Copy out the description of the skin study between "Description 'Fleshing out" and "for lifelike representation.", inclusive, replacing "litmus test" with "benchmark".

Document excerpt:
---

Description 'Fleshing out surfaces is the systematic study which looks at skin as both an object of representation and an object of medical enquiry. It demonstrates that skin is not any object to be depicted by an artist, but a highly charged one. The imitation of flesh with paint was literally referred to as the production of flesh in late middle ages, and remained the litmus test for an artist's ability for lifelike representation.
At the same time, the study shows that the terms in which the lifelike depiction of the human body's was envisaged is historically and culturally variable: initially understood of in terms of embodiment and flesh tones, painting the body became, since the eighteenth century increasingly an issue of surfaces and skin (rather than body colour).
The research also demonstrates that the notion of skin colour is far from self evident and has in itself a history. It discusses seventeenth to eighteenth-century medical texts to show how the colour of humans came to be located in the skin, and argues that print makers (providing medical illustrations of skin) and painters contributed to the shifting understanding of the body and its colour, by not only representing but literally making skin colour.
Exploitation Route The results of my research have already been taken up and quoted by other scholars in the field, and have also been used in teaching in the UK and internationally.

---

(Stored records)

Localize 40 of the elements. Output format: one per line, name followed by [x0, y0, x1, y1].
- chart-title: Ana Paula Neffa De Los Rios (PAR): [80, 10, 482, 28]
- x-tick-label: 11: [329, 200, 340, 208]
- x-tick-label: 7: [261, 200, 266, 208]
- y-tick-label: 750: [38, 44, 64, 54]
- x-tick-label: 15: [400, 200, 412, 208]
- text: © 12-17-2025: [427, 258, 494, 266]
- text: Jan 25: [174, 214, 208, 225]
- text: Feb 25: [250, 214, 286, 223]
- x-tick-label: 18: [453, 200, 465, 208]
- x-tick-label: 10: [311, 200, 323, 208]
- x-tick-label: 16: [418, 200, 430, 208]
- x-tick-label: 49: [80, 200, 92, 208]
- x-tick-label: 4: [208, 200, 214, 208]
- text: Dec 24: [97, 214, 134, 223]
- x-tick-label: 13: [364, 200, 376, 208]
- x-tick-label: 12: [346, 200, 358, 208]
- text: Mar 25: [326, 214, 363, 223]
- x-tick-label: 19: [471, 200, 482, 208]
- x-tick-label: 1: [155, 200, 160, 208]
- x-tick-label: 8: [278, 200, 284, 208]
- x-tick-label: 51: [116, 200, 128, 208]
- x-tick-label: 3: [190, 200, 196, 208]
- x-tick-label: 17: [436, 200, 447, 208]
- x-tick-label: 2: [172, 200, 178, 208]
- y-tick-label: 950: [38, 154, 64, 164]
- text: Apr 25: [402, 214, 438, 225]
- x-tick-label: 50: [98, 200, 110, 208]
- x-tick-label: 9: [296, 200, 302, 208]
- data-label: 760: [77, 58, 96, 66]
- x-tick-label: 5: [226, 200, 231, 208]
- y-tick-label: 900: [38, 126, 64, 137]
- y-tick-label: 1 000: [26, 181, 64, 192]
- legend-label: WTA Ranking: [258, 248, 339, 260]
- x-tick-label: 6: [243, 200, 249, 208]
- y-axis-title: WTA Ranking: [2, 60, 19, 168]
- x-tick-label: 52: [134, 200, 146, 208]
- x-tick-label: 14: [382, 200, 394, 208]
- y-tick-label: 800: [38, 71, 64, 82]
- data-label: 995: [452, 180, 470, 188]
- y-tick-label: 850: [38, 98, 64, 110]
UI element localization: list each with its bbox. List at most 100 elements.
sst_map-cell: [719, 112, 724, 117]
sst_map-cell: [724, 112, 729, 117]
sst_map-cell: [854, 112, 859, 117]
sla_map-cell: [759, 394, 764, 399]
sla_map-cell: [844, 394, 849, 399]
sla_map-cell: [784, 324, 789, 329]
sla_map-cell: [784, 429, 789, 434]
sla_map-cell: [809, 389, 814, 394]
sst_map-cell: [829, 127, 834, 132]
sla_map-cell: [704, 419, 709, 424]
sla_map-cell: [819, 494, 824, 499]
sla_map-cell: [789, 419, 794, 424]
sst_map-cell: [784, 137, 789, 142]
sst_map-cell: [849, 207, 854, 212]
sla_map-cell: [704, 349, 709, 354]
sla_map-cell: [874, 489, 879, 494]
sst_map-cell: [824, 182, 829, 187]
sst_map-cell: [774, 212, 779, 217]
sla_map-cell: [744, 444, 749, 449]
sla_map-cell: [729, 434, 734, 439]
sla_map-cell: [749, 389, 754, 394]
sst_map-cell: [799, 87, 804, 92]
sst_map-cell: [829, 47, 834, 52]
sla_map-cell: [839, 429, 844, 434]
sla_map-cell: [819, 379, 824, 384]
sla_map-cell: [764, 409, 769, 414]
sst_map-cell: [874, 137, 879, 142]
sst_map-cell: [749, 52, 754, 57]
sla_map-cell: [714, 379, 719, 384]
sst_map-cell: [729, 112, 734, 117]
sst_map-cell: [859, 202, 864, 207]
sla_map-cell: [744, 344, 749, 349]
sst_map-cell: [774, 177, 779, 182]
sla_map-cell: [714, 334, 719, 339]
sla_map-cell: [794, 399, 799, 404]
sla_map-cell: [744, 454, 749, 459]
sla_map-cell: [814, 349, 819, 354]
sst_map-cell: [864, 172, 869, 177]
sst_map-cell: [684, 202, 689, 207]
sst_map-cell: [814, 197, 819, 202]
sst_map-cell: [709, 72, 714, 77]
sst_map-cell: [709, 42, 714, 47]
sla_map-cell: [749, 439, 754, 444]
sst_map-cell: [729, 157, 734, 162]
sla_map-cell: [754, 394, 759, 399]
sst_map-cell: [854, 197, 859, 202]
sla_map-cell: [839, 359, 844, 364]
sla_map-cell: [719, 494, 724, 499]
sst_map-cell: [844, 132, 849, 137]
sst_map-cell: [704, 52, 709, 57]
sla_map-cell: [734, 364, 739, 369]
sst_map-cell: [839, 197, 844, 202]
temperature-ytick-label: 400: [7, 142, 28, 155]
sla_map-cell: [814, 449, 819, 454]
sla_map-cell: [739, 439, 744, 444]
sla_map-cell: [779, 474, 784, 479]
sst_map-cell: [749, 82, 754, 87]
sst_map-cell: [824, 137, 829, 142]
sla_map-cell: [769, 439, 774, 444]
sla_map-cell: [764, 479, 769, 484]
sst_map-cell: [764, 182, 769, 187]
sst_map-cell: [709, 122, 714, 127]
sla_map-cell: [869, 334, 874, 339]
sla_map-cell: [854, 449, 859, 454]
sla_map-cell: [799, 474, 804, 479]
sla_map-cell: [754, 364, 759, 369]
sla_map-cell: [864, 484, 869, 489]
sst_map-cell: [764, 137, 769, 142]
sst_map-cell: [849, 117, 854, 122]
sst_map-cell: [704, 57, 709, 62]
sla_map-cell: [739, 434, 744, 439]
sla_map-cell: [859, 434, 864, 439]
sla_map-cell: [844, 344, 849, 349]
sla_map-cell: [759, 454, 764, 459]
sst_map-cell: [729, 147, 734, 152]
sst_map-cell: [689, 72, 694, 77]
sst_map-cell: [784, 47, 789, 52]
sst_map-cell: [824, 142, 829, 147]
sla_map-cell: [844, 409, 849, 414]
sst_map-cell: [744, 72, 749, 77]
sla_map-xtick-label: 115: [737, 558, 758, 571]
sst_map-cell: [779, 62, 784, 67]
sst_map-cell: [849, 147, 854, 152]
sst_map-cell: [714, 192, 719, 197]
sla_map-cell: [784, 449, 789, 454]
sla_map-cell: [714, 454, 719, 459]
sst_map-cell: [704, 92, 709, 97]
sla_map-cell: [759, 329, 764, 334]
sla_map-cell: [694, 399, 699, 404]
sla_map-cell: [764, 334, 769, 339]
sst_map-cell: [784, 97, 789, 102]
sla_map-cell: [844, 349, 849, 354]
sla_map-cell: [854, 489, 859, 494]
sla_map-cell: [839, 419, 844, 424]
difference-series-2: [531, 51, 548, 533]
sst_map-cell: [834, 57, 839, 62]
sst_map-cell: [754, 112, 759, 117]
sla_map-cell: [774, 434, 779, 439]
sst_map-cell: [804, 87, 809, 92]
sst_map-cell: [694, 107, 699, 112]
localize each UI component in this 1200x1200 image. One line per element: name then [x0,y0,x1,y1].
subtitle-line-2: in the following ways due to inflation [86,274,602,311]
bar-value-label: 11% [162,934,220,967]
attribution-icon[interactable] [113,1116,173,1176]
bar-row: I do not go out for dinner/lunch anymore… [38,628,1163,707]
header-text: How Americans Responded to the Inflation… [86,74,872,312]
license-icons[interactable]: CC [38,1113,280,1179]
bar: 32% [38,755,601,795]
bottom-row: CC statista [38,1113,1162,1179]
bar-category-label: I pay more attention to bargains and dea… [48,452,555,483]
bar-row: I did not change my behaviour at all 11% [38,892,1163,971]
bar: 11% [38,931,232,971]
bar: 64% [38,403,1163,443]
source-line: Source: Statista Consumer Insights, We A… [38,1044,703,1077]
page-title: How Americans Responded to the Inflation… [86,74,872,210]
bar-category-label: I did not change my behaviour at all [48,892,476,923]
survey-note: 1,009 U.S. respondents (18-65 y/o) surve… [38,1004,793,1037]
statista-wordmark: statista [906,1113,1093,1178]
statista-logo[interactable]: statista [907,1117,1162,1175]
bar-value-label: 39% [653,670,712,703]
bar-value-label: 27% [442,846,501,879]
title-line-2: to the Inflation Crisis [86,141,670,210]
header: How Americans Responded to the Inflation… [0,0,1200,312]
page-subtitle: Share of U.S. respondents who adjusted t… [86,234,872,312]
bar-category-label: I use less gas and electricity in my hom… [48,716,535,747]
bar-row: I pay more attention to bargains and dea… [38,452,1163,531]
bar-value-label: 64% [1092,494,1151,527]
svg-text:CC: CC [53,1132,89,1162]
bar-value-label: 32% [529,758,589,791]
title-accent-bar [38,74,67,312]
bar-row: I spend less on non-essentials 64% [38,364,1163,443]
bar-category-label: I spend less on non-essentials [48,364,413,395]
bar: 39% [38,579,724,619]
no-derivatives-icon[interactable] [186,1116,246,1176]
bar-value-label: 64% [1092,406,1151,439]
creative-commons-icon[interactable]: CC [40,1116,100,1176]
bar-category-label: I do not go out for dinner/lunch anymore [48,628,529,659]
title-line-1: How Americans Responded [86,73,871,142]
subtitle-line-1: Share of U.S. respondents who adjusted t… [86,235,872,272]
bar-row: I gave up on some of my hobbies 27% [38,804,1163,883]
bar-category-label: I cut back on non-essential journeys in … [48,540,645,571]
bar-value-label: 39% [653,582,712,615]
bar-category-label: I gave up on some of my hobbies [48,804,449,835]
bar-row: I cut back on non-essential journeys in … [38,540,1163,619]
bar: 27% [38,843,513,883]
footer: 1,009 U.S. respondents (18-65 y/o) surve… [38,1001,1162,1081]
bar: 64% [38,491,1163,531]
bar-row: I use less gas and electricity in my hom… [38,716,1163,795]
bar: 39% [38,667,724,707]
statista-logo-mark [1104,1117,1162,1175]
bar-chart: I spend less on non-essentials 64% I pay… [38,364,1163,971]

---

Task result:
Description 'Fleshing out surfaces is the systematic study which looks at skin as both an object of representation and an object of medical enquiry. It demonstrates that skin is not any object to be depicted by an artist, but a highly charged one. The imitation of flesh with paint was literally referred to as the production of flesh in late middle ages, and remained the benchmark for an artist's ability for lifelike representation.